## DIRECTIONS FOR THIS TASK:
Where does the string "JSON" appear? Copy every line of the entries below that holds it.

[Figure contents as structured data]
------------------------------------------------------------
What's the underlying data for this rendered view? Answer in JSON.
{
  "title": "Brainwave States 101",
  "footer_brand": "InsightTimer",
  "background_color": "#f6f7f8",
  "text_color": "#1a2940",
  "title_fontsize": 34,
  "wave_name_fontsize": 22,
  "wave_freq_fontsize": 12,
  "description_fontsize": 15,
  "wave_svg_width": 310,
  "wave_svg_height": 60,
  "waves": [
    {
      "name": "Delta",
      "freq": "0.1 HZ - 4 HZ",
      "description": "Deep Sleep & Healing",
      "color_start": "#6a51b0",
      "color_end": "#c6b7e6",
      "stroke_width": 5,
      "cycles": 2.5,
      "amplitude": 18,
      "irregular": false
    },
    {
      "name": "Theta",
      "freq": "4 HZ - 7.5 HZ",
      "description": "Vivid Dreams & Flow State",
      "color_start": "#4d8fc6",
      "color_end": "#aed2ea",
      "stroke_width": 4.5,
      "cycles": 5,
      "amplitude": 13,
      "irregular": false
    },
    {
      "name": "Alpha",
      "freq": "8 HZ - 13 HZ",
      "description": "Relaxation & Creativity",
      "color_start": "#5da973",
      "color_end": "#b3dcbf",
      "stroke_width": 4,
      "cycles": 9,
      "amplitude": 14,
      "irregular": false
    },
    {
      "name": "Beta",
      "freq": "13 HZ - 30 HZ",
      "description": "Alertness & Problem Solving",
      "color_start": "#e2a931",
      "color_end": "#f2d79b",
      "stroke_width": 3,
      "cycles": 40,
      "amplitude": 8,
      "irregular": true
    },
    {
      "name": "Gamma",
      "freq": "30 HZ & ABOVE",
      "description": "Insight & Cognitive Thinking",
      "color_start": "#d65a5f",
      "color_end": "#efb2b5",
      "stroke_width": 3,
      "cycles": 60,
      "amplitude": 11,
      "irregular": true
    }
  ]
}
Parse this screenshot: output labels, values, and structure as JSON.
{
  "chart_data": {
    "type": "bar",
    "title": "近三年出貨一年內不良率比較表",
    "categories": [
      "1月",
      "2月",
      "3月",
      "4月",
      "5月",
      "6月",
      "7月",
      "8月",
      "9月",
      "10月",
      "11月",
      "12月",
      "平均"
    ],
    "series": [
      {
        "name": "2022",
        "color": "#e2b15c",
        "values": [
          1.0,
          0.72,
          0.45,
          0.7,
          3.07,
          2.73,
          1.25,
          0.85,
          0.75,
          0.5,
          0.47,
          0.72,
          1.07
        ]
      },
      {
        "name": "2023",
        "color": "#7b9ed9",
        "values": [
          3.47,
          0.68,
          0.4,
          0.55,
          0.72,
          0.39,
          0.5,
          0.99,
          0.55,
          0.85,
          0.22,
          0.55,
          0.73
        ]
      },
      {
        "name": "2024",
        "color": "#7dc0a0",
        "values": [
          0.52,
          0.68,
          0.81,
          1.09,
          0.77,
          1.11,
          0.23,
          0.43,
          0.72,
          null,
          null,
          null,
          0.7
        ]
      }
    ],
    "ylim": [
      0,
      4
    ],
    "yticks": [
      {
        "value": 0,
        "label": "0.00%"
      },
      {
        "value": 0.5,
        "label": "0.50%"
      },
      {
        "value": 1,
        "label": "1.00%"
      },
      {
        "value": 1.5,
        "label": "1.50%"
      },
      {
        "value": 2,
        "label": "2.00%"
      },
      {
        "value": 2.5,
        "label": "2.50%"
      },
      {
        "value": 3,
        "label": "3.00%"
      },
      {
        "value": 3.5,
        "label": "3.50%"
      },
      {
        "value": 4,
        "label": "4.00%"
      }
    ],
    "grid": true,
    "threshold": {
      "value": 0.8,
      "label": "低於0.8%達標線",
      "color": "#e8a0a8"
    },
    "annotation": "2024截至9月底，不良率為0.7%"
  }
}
------------------------------------------------------------
## THE RESULT:
What's the underlying data for this rendered view? Answer in JSON.
Parse this screenshot: output labels, values, and structure as JSON.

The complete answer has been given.